(Recorded data)
++++
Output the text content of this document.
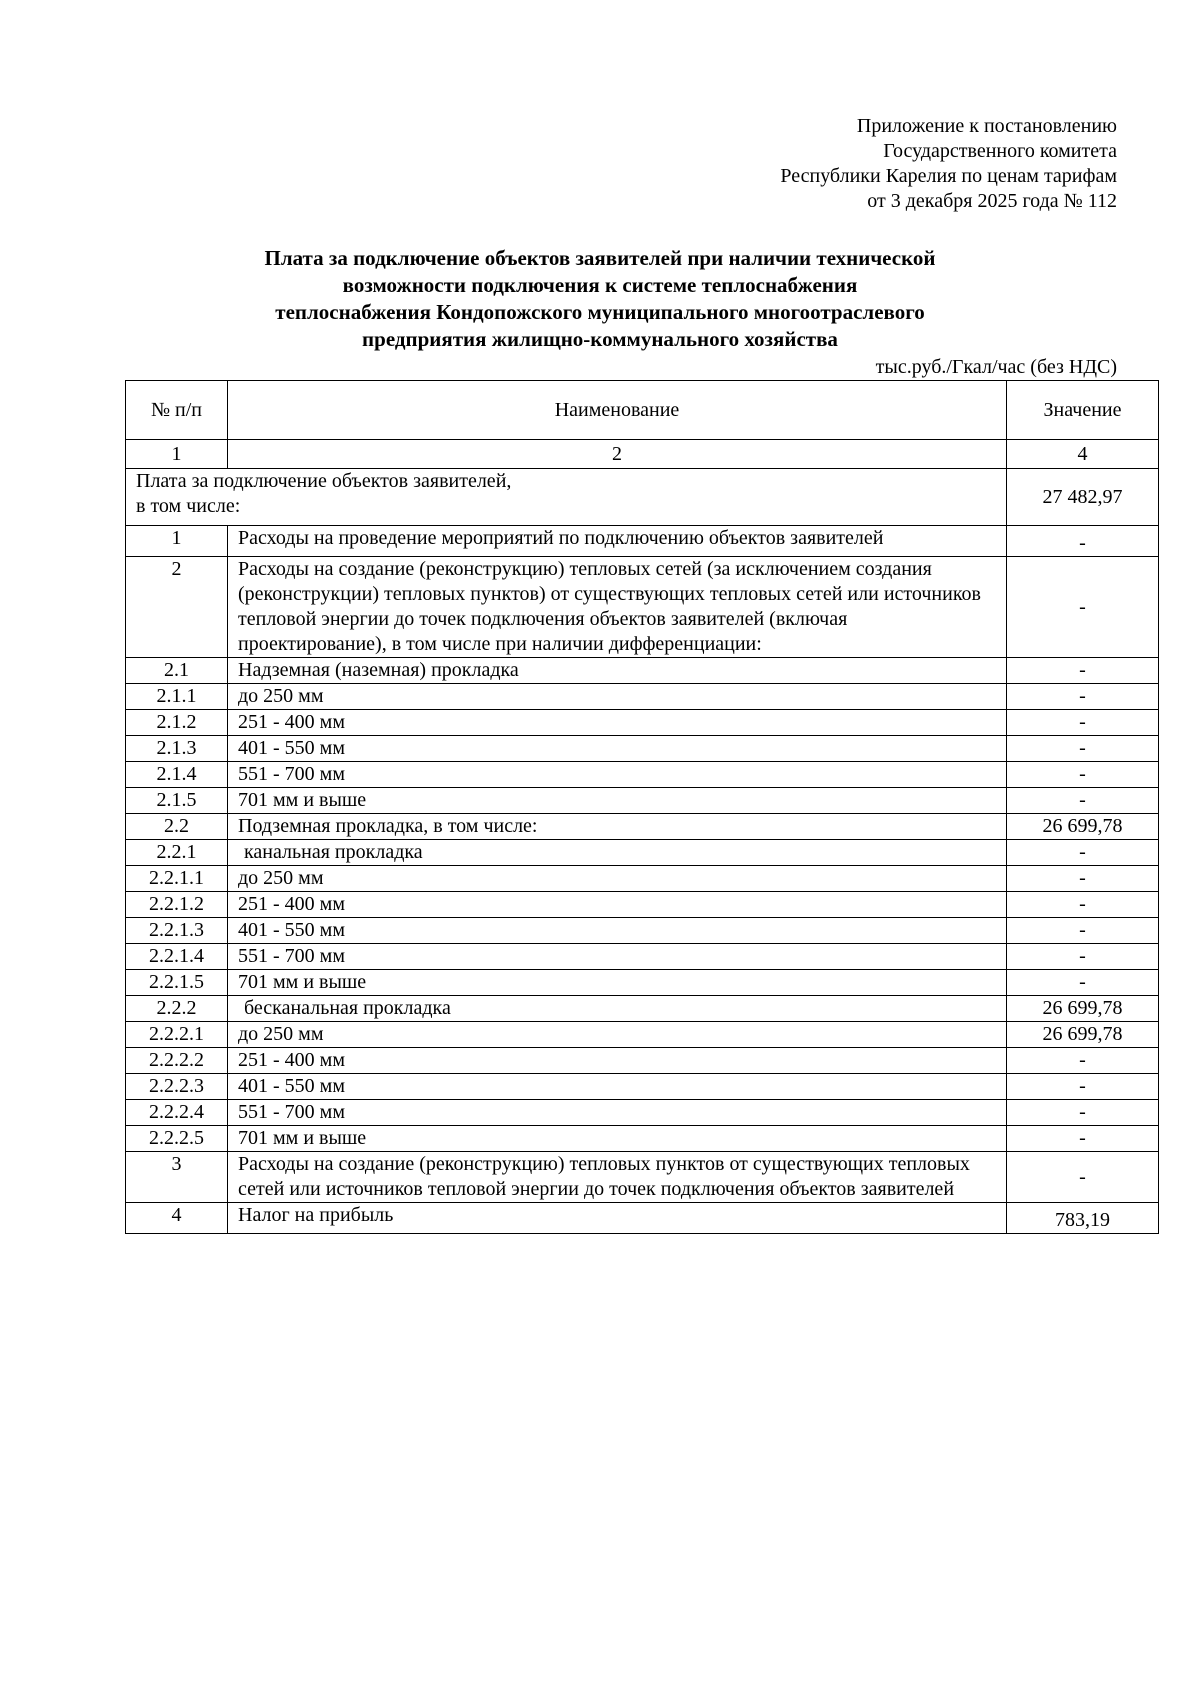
Приложение к постановлению
Государственного комитета
Республики Карелия по ценам тарифам
от 3 декабря 2025 года № 112
Плата за подключение объектов заявителей при наличии технической
возможности подключения к системе теплоснабжения
теплоснабжения Кондопожского муниципального многоотраслевого
предприятия жилищно-коммунального хозяйства
тыс.руб./Гкал/час (без НДС)
№ п/п	Наименование	Значение
1	2	4

Плата за подключение объектов заявителей,
в том числе:		27 482,97
1	Расходы на проведение мероприятий по подключению объектов заявителей	-
2	Расходы на создание (реконструкцию) тепловых сетей (за исключением создания (реконструкции) тепловых пунктов) от существующих тепловых сетей или источников тепловой энергии до точек подключения объектов заявителей (включая проектирование), в том числе при наличии дифференциации:	-
2.1	Надземная (наземная) прокладка	-
2.1.1	до 250 мм	-
2.1.2	251 - 400 мм	-
2.1.3	401 - 550 мм	-
2.1.4	551 - 700 мм	-
2.1.5	701 мм и выше	-
2.2	Подземная прокладка, в том числе:	26 699,78
2.2.1	канальная прокладка	-
2.2.1.1	до 250 мм	-
2.2.1.2	251 - 400 мм	-
2.2.1.3	401 - 550 мм	-
2.2.1.4	551 - 700 мм	-
2.2.1.5	701 мм и выше	-
2.2.2	бесканальная прокладка	26 699,78
2.2.2.1	до 250 мм	26 699,78
2.2.2.2	251 - 400 мм	-
2.2.2.3	401 - 550 мм	-
2.2.2.4	551 - 700 мм	-
2.2.2.5	701 мм и выше	-
3	Расходы на создание (реконструкцию) тепловых пунктов от существующих тепловых сетей или источников тепловой энергии до точек подключения объектов заявителей	-
4	Налог на прибыль	783,19
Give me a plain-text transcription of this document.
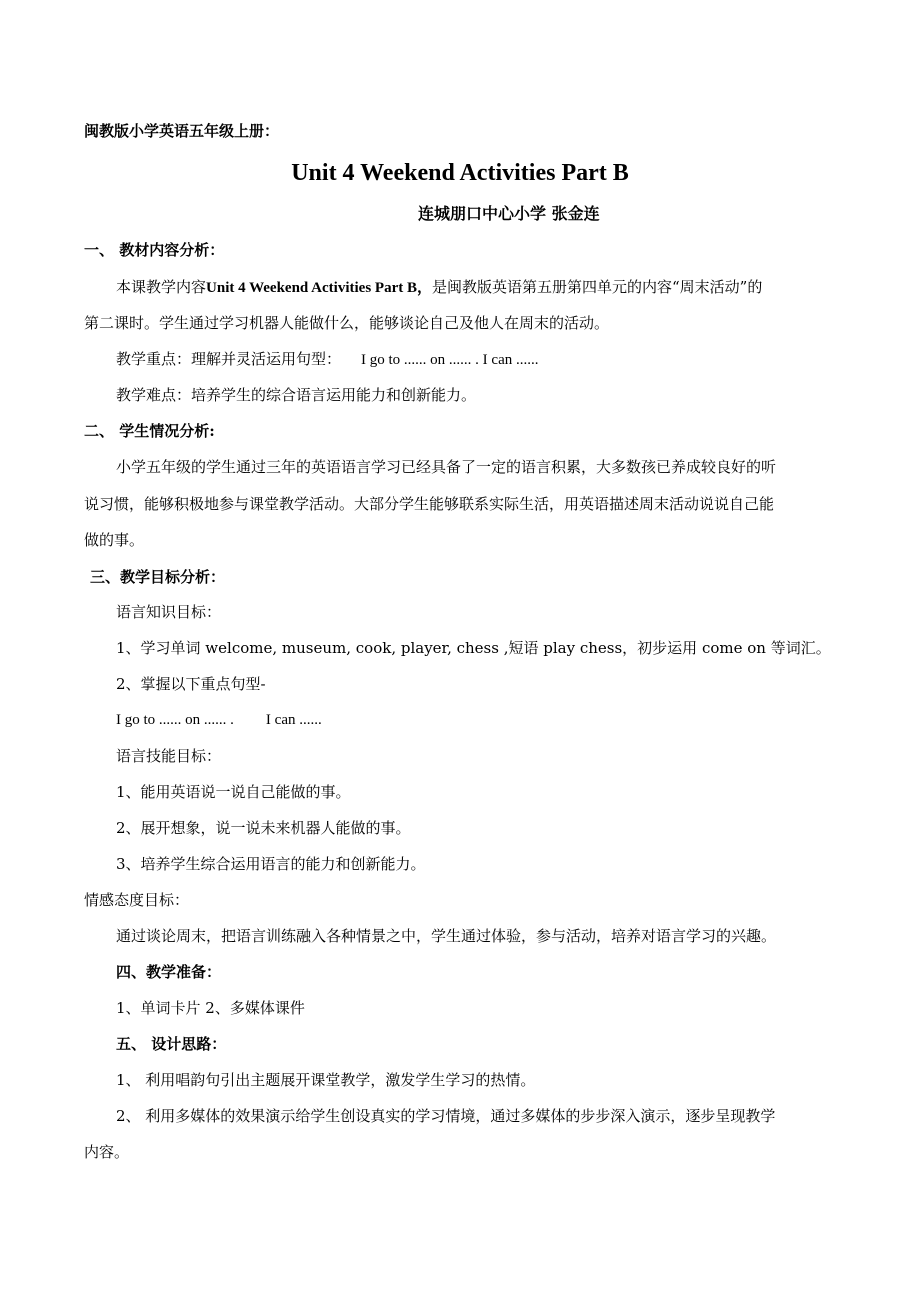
闽教版小学英语五年级上册：
Unit 4 Weekend Activities Part B
连城朋口中心小学 张金连
一、 教材内容分析：
本课教学内容Unit 4 Weekend Activities Part B，是闽教版英语第五册第四单元的内容“周末活动”的
第二课时。学生通过学习机器人能做什么，能够谈论自己及他人在周末的活动。
教学重点：理解并灵活运用句型： I go to ...... on ...... . I can ......
教学难点：培养学生的综合语言运用能力和创新能力。
二、 学生情况分析:
小学五年级的学生通过三年的英语语言学习已经具备了一定的语言积累，大多数孩已养成较良好的听
说习惯，能够积极地参与课堂教学活动。大部分学生能够联系实际生活，用英语描述周末活动说说自己能
做的事。
三、教学目标分析：
语言知识目标：
1、学习单词 welcome, museum, cook, player, chess ,短语 play chess，初步运用 come on 等词汇。
2、掌握以下重点句型-
I go to ...... on ...... . I can ......
语言技能目标：
1、能用英语说一说自己能做的事。
2、展开想象，说一说未来机器人能做的事。
3、培养学生综合运用语言的能力和创新能力。
情感态度目标：
通过谈论周末，把语言训练融入各种情景之中，学生通过体验，参与活动，培养对语言学习的兴趣。
四、教学准备：
1、单词卡片 2、多媒体课件
五、 设计思路：
1、 利用唱韵句引出主题展开课堂教学，激发学生学习的热情。
2、 利用多媒体的效果演示给学生创设真实的学习情境，通过多媒体的步步深入演示，逐步呈现教学
内容。
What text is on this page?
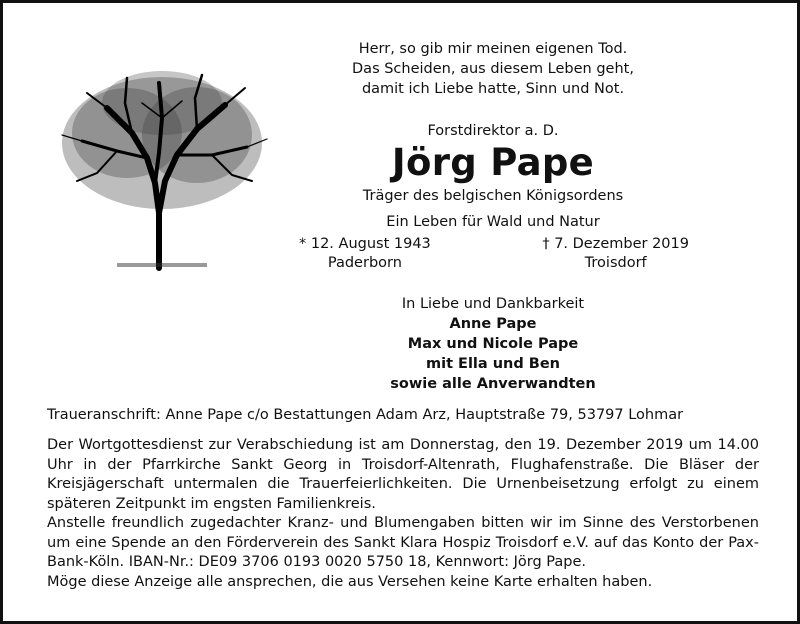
Herr, so gib mir meinen eigenen Tod.
Das Scheiden, aus diesem Leben geht,
damit ich Liebe hatte, Sinn und Not.
Forstdirektor a. D.
Jörg Pape
Träger des belgischen Königsordens
Ein Leben für Wald und Natur
* 12. August 1943
Paderborn
† 7. Dezember 2019
Troisdorf
In Liebe und Dankbarkeit
Anne Pape
Max und Nicole Pape
mit Ella und Ben
sowie alle Anverwandten
Traueranschrift: Anne Pape c/o Bestattungen Adam Arz, Hauptstraße 79, 53797 Lohmar

Der Wortgottesdienst zur Verabschiedung ist am Donnerstag, den 19. Dezember 2019 um 14.00 Uhr in der Pfarrkirche Sankt Georg in Troisdorf-Altenrath, Flughafenstraße. Die Bläser der Kreisjägerschaft untermalen die Trauerfeierlichkeiten. Die Urnenbeisetzung erfolgt zu einem späteren Zeitpunkt im engsten Familienkreis.

Anstelle freundlich zugedachter Kranz- und Blumengaben bitten wir im Sinne des Verstorbenen um eine Spende an den Förderverein des Sankt Klara Hospiz Troisdorf e.V. auf das Konto der Pax-Bank-Köln. IBAN-Nr.: DE09 3706 0193 0020 5750 18, Kennwort: Jörg Pape.

Möge diese Anzeige alle ansprechen, die aus Versehen keine Karte erhalten haben.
++++
Exercise → Repeat the material verbatim. Do not carry over any picture.

Solution →
Output the text content of this document.
Приложение к постановлению
Государственного комитета
Республики Карелия по ценам тарифам
от 3 декабря 2025 года № 112
Плата за подключение объектов заявителей при наличии технической
возможности подключения к системе теплоснабжения
теплоснабжения Кондопожского муниципального многоотраслевого
предприятия жилищно-коммунального хозяйства
тыс.руб./Гкал/час (без НДС)
№ п/п	Наименование	Значение
1	2	4

Плата за подключение объектов заявителей,
в том числе:		27 482,97
1	Расходы на проведение мероприятий по подключению объектов заявителей	-
2	Расходы на создание (реконструкцию) тепловых сетей (за исключением создания (реконструкции) тепловых пунктов) от существующих тепловых сетей или источников тепловой энергии до точек подключения объектов заявителей (включая проектирование), в том числе при наличии дифференциации:	-
2.1	Надземная (наземная) прокладка	-
2.1.1	до 250 мм	-
2.1.2	251 - 400 мм	-
2.1.3	401 - 550 мм	-
2.1.4	551 - 700 мм	-
2.1.5	701 мм и выше	-
2.2	Подземная прокладка, в том числе:	26 699,78
2.2.1	канальная прокладка	-
2.2.1.1	до 250 мм	-
2.2.1.2	251 - 400 мм	-
2.2.1.3	401 - 550 мм	-
2.2.1.4	551 - 700 мм	-
2.2.1.5	701 мм и выше	-
2.2.2	бесканальная прокладка	26 699,78
2.2.2.1	до 250 мм	26 699,78
2.2.2.2	251 - 400 мм	-
2.2.2.3	401 - 550 мм	-
2.2.2.4	551 - 700 мм	-
2.2.2.5	701 мм и выше	-
3	Расходы на создание (реконструкцию) тепловых пунктов от существующих тепловых сетей или источников тепловой энергии до точек подключения объектов заявителей	-
4	Налог на прибыль	783,19
Give me a plain-text transcription of this document.
闽教版小学英语五年级上册：
Unit 4 Weekend Activities Part B
连城朋口中心小学 张金连
一、 教材内容分析：
本课教学内容Unit 4 Weekend Activities Part B，是闽教版英语第五册第四单元的内容“周末活动”的
第二课时。学生通过学习机器人能做什么，能够谈论自己及他人在周末的活动。
教学重点：理解并灵活运用句型： I go to ...... on ...... . I can ......
教学难点：培养学生的综合语言运用能力和创新能力。
二、 学生情况分析:
小学五年级的学生通过三年的英语语言学习已经具备了一定的语言积累，大多数孩已养成较良好的听
说习惯，能够积极地参与课堂教学活动。大部分学生能够联系实际生活，用英语描述周末活动说说自己能
做的事。
三、教学目标分析：
语言知识目标：
1、学习单词 welcome, museum, cook, player, chess ,短语 play chess，初步运用 come on 等词汇。
2、掌握以下重点句型-
I go to ...... on ...... . I can ......
语言技能目标：
1、能用英语说一说自己能做的事。
2、展开想象，说一说未来机器人能做的事。
3、培养学生综合运用语言的能力和创新能力。
情感态度目标：
通过谈论周末，把语言训练融入各种情景之中，学生通过体验，参与活动，培养对语言学习的兴趣。
四、教学准备：
1、单词卡片 2、多媒体课件
五、 设计思路：
1、 利用唱韵句引出主题展开课堂教学，激发学生学习的热情。
2、 利用多媒体的效果演示给学生创设真实的学习情境，通过多媒体的步步深入演示，逐步呈现教学
内容。
What text is on this page?
Herr, so gib mir meinen eigenen Tod.
Das Scheiden, aus diesem Leben geht,
damit ich Liebe hatte, Sinn und Not.
Forstdirektor a. D.
Jörg Pape
Träger des belgischen Königsordens
Ein Leben für Wald und Natur
* 12. August 1943
Paderborn
† 7. Dezember 2019
Troisdorf
In Liebe und Dankbarkeit
Anne Pape
Max und Nicole Pape
mit Ella und Ben
sowie alle Anverwandten
Traueranschrift: Anne Pape c/o Bestattungen Adam Arz, Hauptstraße 79, 53797 Lohmar

Der Wortgottesdienst zur Verabschiedung ist am Donnerstag, den 19. Dezember 2019 um 14.00 Uhr in der Pfarrkirche Sankt Georg in Troisdorf-Altenrath, Flughafenstraße. Die Bläser der Kreisjägerschaft untermalen die Trauerfeierlichkeiten. Die Urnenbeisetzung erfolgt zu einem späteren Zeitpunkt im engsten Familienkreis.

Anstelle freundlich zugedachter Kranz- und Blumengaben bitten wir im Sinne des Verstorbenen um eine Spende an den Förderverein des Sankt Klara Hospiz Troisdorf e.V. auf das Konto der Pax-Bank-Köln. IBAN-Nr.: DE09 3706 0193 0020 5750 18, Kennwort: Jörg Pape.

Möge diese Anzeige alle ansprechen, die aus Versehen keine Karte erhalten haben.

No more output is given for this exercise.